> Excerpt to read:

Pyro seems to encourage the use of effect handlers and, indeed, I generally prefer to use poutine.condition
rather than the keyword argument obs
in pyro.sample
.
Typical use cases where this is fantastic are to quickly convert a generative model into a conditioned model for inference or to compare a model where a variable is assumed known vs one where it is latent.
However, poutine.condition
does not seem to be compatible with subsampling (e.g. to train using mini-batches) and when I need to use mini-batch training I am forced to change framework and use obs
.
To clarify what I mean, consider the code below, it does not return a valid model that can be used for inference.
def generative_model():
feature_plate = pyro.plate("feature_plate", size=90, dim=-1)
sample_plate = pyro.plate("sample_plate", size=1000, subsample_size=20, dim=-2)
mu = pyro.sample("mu", pyro.distributions.Normal(0, 1))
with feature_plate:
with sample_plate:
X = pyro.sample("X", pyro.distributions.Normal(mu, 1))

> Data excerpts:
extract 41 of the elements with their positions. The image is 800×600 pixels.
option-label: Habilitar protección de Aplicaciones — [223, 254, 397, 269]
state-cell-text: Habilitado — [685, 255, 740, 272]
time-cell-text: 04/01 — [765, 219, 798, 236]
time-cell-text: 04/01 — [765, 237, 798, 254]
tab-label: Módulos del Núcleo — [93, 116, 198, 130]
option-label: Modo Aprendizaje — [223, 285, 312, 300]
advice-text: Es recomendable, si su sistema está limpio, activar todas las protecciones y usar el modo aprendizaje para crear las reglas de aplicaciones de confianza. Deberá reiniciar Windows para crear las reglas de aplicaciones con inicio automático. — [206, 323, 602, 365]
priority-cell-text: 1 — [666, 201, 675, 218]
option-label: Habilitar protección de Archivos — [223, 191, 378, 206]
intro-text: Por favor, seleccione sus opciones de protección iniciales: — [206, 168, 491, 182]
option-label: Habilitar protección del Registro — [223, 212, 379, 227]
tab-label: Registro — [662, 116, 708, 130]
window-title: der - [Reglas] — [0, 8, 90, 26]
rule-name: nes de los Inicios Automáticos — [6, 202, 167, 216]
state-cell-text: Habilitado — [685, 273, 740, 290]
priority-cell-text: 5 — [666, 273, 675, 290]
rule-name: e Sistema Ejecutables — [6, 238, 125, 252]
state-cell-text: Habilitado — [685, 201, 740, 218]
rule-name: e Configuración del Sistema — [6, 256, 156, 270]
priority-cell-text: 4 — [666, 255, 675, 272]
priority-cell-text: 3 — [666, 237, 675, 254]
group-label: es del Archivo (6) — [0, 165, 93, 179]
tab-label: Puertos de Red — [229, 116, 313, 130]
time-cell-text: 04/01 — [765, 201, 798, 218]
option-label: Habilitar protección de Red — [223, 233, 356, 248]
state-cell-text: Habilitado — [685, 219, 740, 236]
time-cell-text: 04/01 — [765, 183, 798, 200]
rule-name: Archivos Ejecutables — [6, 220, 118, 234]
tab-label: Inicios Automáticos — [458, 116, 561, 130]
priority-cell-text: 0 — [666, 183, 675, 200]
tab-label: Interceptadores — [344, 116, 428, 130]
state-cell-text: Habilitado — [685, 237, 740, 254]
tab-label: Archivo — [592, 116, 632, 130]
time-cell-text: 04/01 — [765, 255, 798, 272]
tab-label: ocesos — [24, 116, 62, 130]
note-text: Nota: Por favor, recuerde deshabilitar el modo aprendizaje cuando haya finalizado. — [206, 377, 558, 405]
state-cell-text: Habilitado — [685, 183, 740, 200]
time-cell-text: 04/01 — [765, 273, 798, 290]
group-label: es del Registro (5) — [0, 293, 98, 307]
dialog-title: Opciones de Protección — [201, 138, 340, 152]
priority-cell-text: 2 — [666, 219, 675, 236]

> Your task: Resume the post about using poutine.condition with subsampling in Pyro, starting right after its last line. The records have nothing to do with the text.

> Output for this task:
Xdata = pyro.distributions.Normal(0, 1).sample((1000,90))
inference_model = poutine.condition(generative_model, data={"X": Xdata})
Is there a way to use the effect handler logic to condition a model (i.e. poutine.condition
) still allow mini-batch training (automatic or custom)?
I was thinking a way of doing it that would be consistent with pyro’s effect handler composability would be:
inference_model = poutine.condition(generative_model, data={"X": pyro.subsample(Xdata, 0)})
That of course does not work because the. pyro.subsample
statement is not inside a pyro.plate
.
Is there a solution right now or am I going in a “feature request” direction with this topic?